BEGIN Given data

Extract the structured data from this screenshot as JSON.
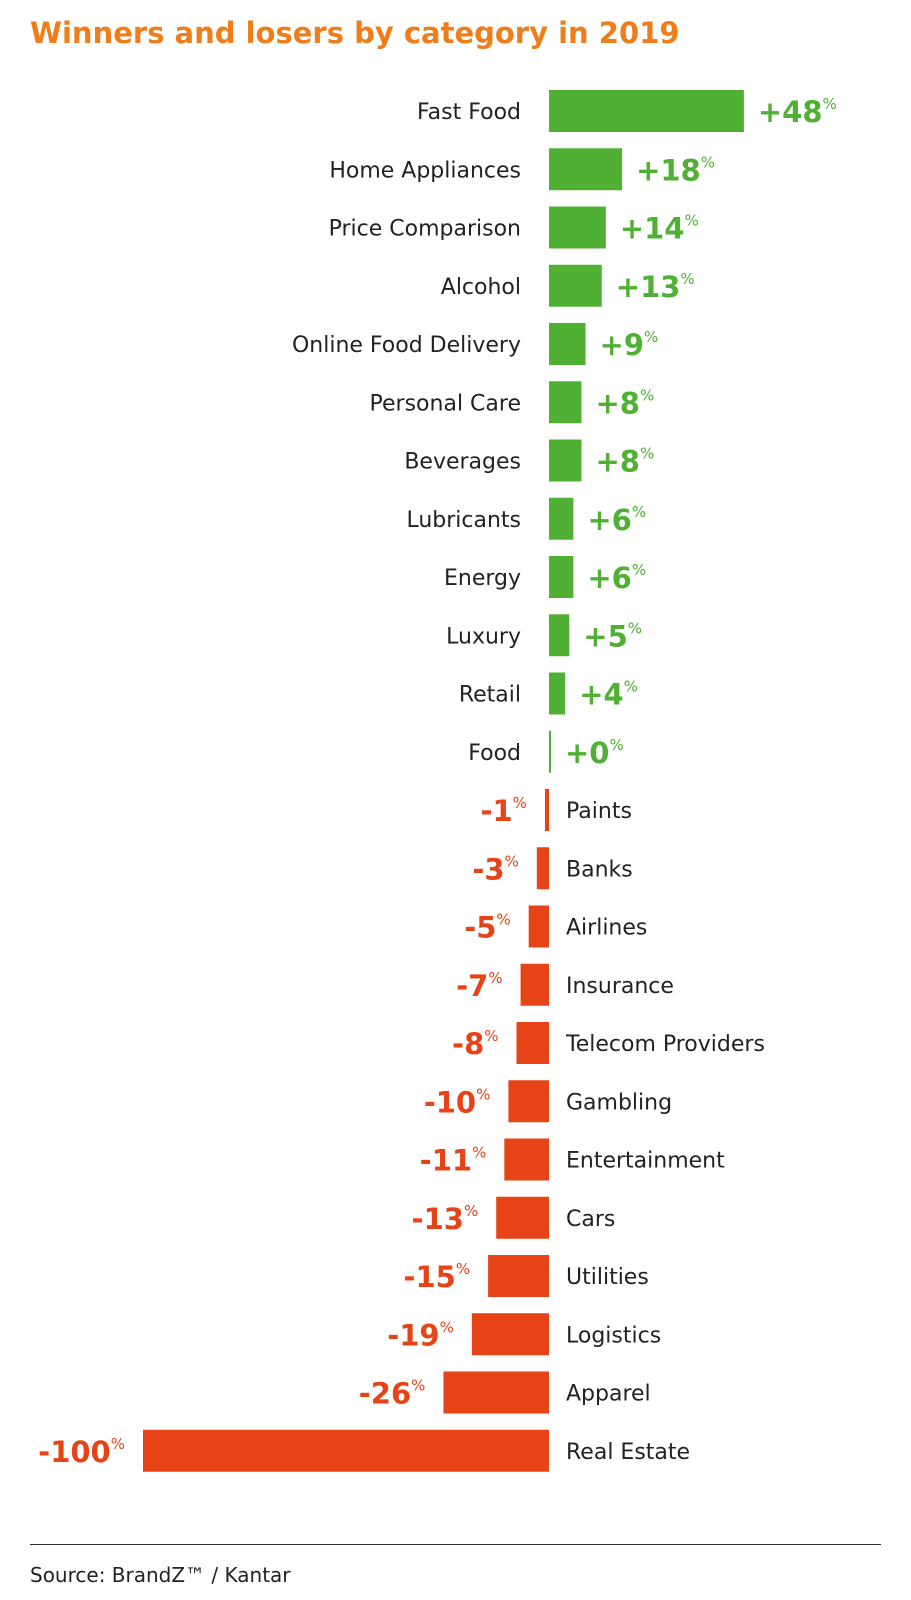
{
  "title": "Winners and losers by category in 2019",
  "source": "Source: BrandZ™ / Kantar",
  "colors": {
    "title": "#ee7d1a",
    "positive": "#50b033",
    "negative": "#e64316",
    "text": "#222222"
  },
  "chart_data": {
    "type": "bar",
    "orientation": "horizontal",
    "unit": "%",
    "categories": [
      "Fast Food",
      "Home Appliances",
      "Price Comparison",
      "Alcohol",
      "Online Food Delivery",
      "Personal Care",
      "Beverages",
      "Lubricants",
      "Energy",
      "Luxury",
      "Retail",
      "Food",
      "Paints",
      "Banks",
      "Airlines",
      "Insurance",
      "Telecom Providers",
      "Gambling",
      "Entertainment",
      "Cars",
      "Utilities",
      "Logistics",
      "Apparel",
      "Real Estate"
    ],
    "values": [
      48,
      18,
      14,
      13,
      9,
      8,
      8,
      6,
      6,
      5,
      4,
      0,
      -1,
      -3,
      -5,
      -7,
      -8,
      -10,
      -11,
      -13,
      -15,
      -19,
      -26,
      -100
    ],
    "labels": [
      "+48",
      "+18",
      "+14",
      "+13",
      "+9",
      "+8",
      "+8",
      "+6",
      "+6",
      "+5",
      "+4",
      "+0",
      "-1",
      "-3",
      "-5",
      "-7",
      "-8",
      "-10",
      "-11",
      "-13",
      "-15",
      "-19",
      "-26",
      "-100"
    ],
    "xlim": [
      -100,
      48
    ],
    "grid": false,
    "legend": "none"
  }
}
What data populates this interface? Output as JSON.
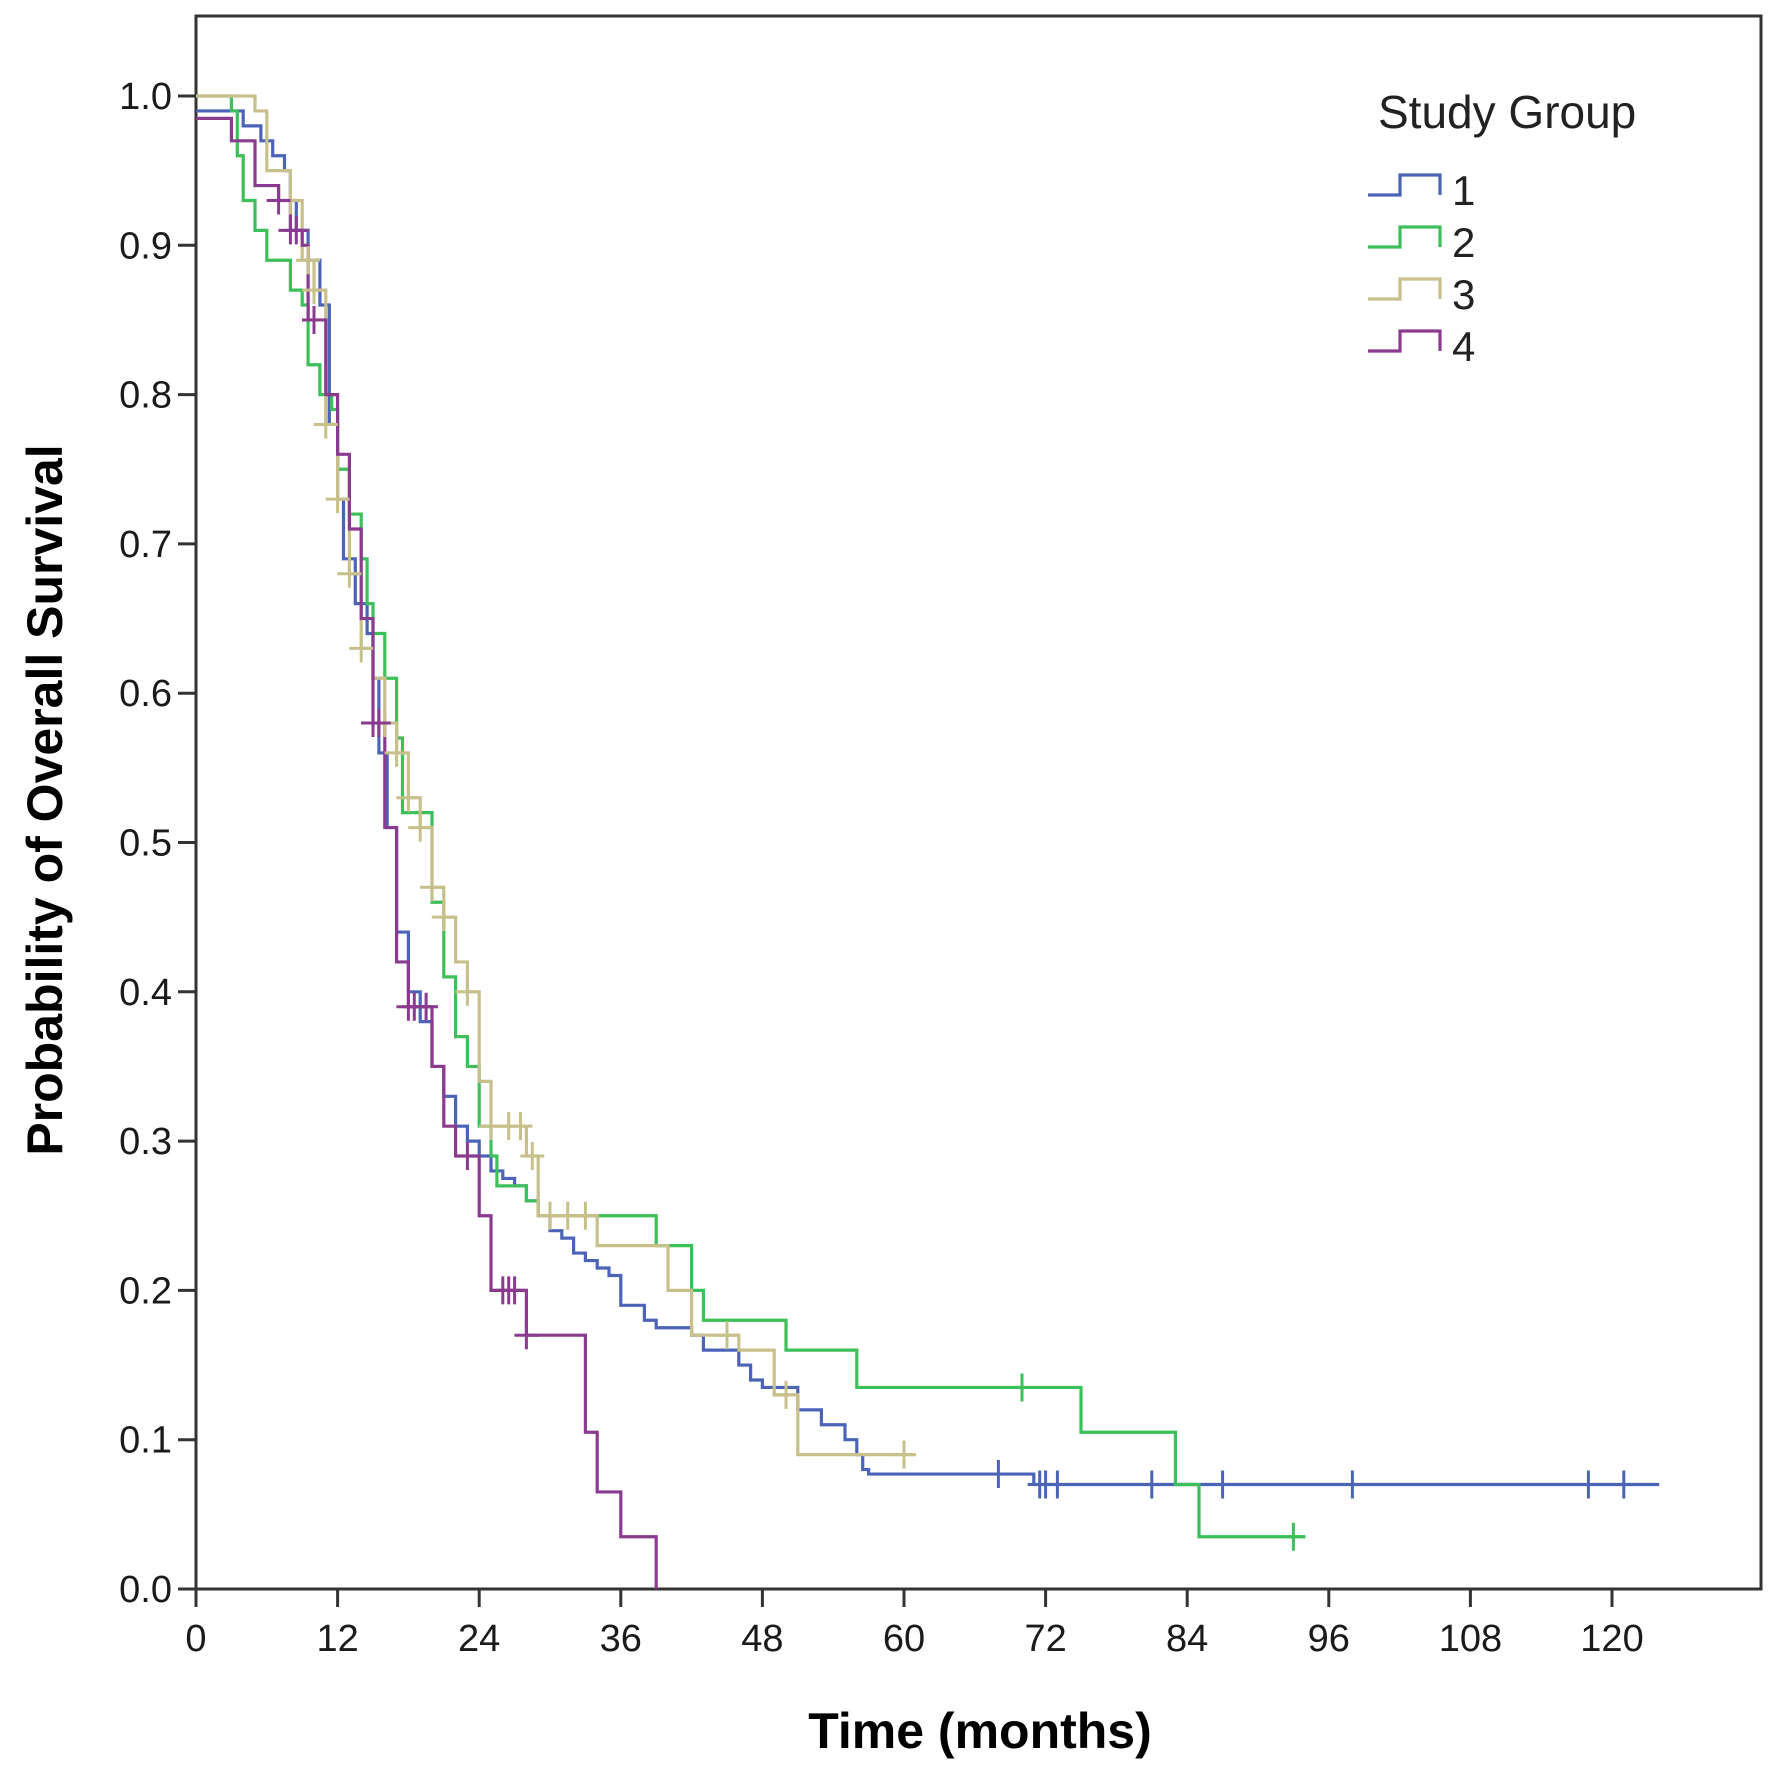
{
  "chart_data": {
    "type": "line",
    "subtype": "kaplan-meier step curve",
    "title": "",
    "xlabel": "Time (months)",
    "ylabel": "Probability of Overall Survival",
    "xlim": [
      0,
      132
    ],
    "ylim": [
      0,
      1.0
    ],
    "xticks": [
      0,
      12,
      24,
      36,
      48,
      60,
      72,
      84,
      96,
      108,
      120
    ],
    "xtick_labels": [
      "0",
      "12",
      "24",
      "36",
      "48",
      "60",
      "72",
      "84",
      "96",
      "108",
      "120"
    ],
    "yticks": [
      0,
      0.1,
      0.2,
      0.3,
      0.4,
      0.5,
      0.6,
      0.7,
      0.8,
      0.9,
      1.0
    ],
    "ytick_labels": [
      "0.0",
      "0.1",
      "0.2",
      "0.3",
      "0.4",
      "0.5",
      "0.6",
      "0.7",
      "0.8",
      "0.9",
      "1.0"
    ],
    "grid": false,
    "legend": {
      "title": "Study Group",
      "position": "top-right",
      "entries": [
        "1",
        "2",
        "3",
        "4"
      ]
    },
    "series": [
      {
        "name": "1",
        "color": "#4c64b8",
        "steps": [
          [
            0,
            0.99
          ],
          [
            4,
            0.98
          ],
          [
            5.5,
            0.97
          ],
          [
            6.5,
            0.96
          ],
          [
            7.5,
            0.95
          ],
          [
            8,
            0.93
          ],
          [
            8.5,
            0.91
          ],
          [
            9.5,
            0.89
          ],
          [
            10.5,
            0.86
          ],
          [
            11.3,
            0.78
          ],
          [
            12,
            0.73
          ],
          [
            12.5,
            0.69
          ],
          [
            13.5,
            0.66
          ],
          [
            14.5,
            0.64
          ],
          [
            15,
            0.61
          ],
          [
            15.5,
            0.56
          ],
          [
            16.2,
            0.51
          ],
          [
            17,
            0.44
          ],
          [
            18,
            0.4
          ],
          [
            19,
            0.38
          ],
          [
            20,
            0.35
          ],
          [
            21,
            0.33
          ],
          [
            22,
            0.31
          ],
          [
            23,
            0.3
          ],
          [
            24,
            0.29
          ],
          [
            25,
            0.28
          ],
          [
            26,
            0.275
          ],
          [
            27,
            0.27
          ],
          [
            28,
            0.26
          ],
          [
            29,
            0.25
          ],
          [
            30,
            0.24
          ],
          [
            31,
            0.235
          ],
          [
            32,
            0.225
          ],
          [
            33,
            0.22
          ],
          [
            34,
            0.215
          ],
          [
            35,
            0.21
          ],
          [
            36,
            0.19
          ],
          [
            38,
            0.18
          ],
          [
            39,
            0.175
          ],
          [
            42,
            0.17
          ],
          [
            43,
            0.16
          ],
          [
            46,
            0.15
          ],
          [
            47,
            0.14
          ],
          [
            48,
            0.135
          ],
          [
            51,
            0.12
          ],
          [
            53,
            0.11
          ],
          [
            55,
            0.1
          ],
          [
            56,
            0.09
          ],
          [
            56.5,
            0.08
          ],
          [
            57,
            0.077
          ],
          [
            71,
            0.07
          ],
          [
            124,
            0.07
          ]
        ],
        "censor_times": [
          68,
          71.5,
          72,
          73,
          81,
          87,
          98,
          118,
          121
        ]
      },
      {
        "name": "2",
        "color": "#3dbf5a",
        "steps": [
          [
            0,
            1.0
          ],
          [
            3,
            0.99
          ],
          [
            3.5,
            0.96
          ],
          [
            4,
            0.93
          ],
          [
            5,
            0.91
          ],
          [
            6,
            0.89
          ],
          [
            8,
            0.87
          ],
          [
            9,
            0.86
          ],
          [
            9.5,
            0.82
          ],
          [
            10.5,
            0.8
          ],
          [
            11.5,
            0.79
          ],
          [
            12,
            0.75
          ],
          [
            13,
            0.72
          ],
          [
            14,
            0.69
          ],
          [
            14.5,
            0.66
          ],
          [
            15,
            0.64
          ],
          [
            16,
            0.61
          ],
          [
            17,
            0.57
          ],
          [
            17.5,
            0.52
          ],
          [
            20,
            0.46
          ],
          [
            21,
            0.41
          ],
          [
            22,
            0.37
          ],
          [
            23,
            0.35
          ],
          [
            24,
            0.31
          ],
          [
            25,
            0.29
          ],
          [
            25.5,
            0.27
          ],
          [
            28,
            0.26
          ],
          [
            29,
            0.25
          ],
          [
            39,
            0.23
          ],
          [
            42,
            0.2
          ],
          [
            43,
            0.18
          ],
          [
            50,
            0.16
          ],
          [
            56,
            0.135
          ],
          [
            75,
            0.105
          ],
          [
            83,
            0.07
          ],
          [
            85,
            0.035
          ],
          [
            94,
            0.035
          ]
        ],
        "censor_times": [
          70,
          93
        ]
      },
      {
        "name": "3",
        "color": "#c8c08a",
        "steps": [
          [
            0,
            1.0
          ],
          [
            5,
            0.99
          ],
          [
            6,
            0.95
          ],
          [
            8,
            0.93
          ],
          [
            9,
            0.89
          ],
          [
            10,
            0.87
          ],
          [
            11,
            0.78
          ],
          [
            12,
            0.73
          ],
          [
            13,
            0.68
          ],
          [
            14,
            0.63
          ],
          [
            15,
            0.61
          ],
          [
            16,
            0.58
          ],
          [
            17,
            0.56
          ],
          [
            18,
            0.53
          ],
          [
            19,
            0.51
          ],
          [
            20,
            0.47
          ],
          [
            21,
            0.45
          ],
          [
            22,
            0.42
          ],
          [
            23,
            0.4
          ],
          [
            24,
            0.34
          ],
          [
            25,
            0.31
          ],
          [
            28,
            0.29
          ],
          [
            29,
            0.25
          ],
          [
            34,
            0.23
          ],
          [
            40,
            0.2
          ],
          [
            42,
            0.17
          ],
          [
            46,
            0.16
          ],
          [
            49,
            0.13
          ],
          [
            51,
            0.09
          ],
          [
            61,
            0.09
          ]
        ],
        "censor_times": [
          8,
          9.5,
          10,
          11,
          12,
          13,
          14,
          16,
          17,
          18,
          19,
          20,
          21,
          23,
          25,
          26.5,
          27.5,
          28.5,
          30,
          31.5,
          33,
          45,
          50,
          60
        ]
      },
      {
        "name": "4",
        "color": "#8b3b8f",
        "steps": [
          [
            0,
            0.985
          ],
          [
            3,
            0.97
          ],
          [
            5,
            0.94
          ],
          [
            7,
            0.93
          ],
          [
            8,
            0.91
          ],
          [
            9,
            0.9
          ],
          [
            9.5,
            0.85
          ],
          [
            11,
            0.8
          ],
          [
            12,
            0.76
          ],
          [
            13,
            0.71
          ],
          [
            14,
            0.65
          ],
          [
            15,
            0.58
          ],
          [
            16,
            0.51
          ],
          [
            17,
            0.42
          ],
          [
            18,
            0.39
          ],
          [
            20,
            0.35
          ],
          [
            21,
            0.31
          ],
          [
            22,
            0.29
          ],
          [
            24,
            0.25
          ],
          [
            25,
            0.2
          ],
          [
            28,
            0.17
          ],
          [
            33,
            0.105
          ],
          [
            34,
            0.065
          ],
          [
            36,
            0.035
          ],
          [
            39,
            0.0
          ]
        ],
        "censor_times": [
          7,
          8,
          8.5,
          10,
          15,
          15.5,
          18,
          18.5,
          19.5,
          23,
          26,
          26.5,
          27,
          28
        ]
      }
    ]
  }
}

END Given data

◆ Given problem ◆
Above are the records; copy every line in them that holds the word "title".

◆ Answer for this exercise ◆
  "title": "Winners and losers by category in 2019",
    "title": "#ee7d1a",
    "title": "",
      "title": "Study Group",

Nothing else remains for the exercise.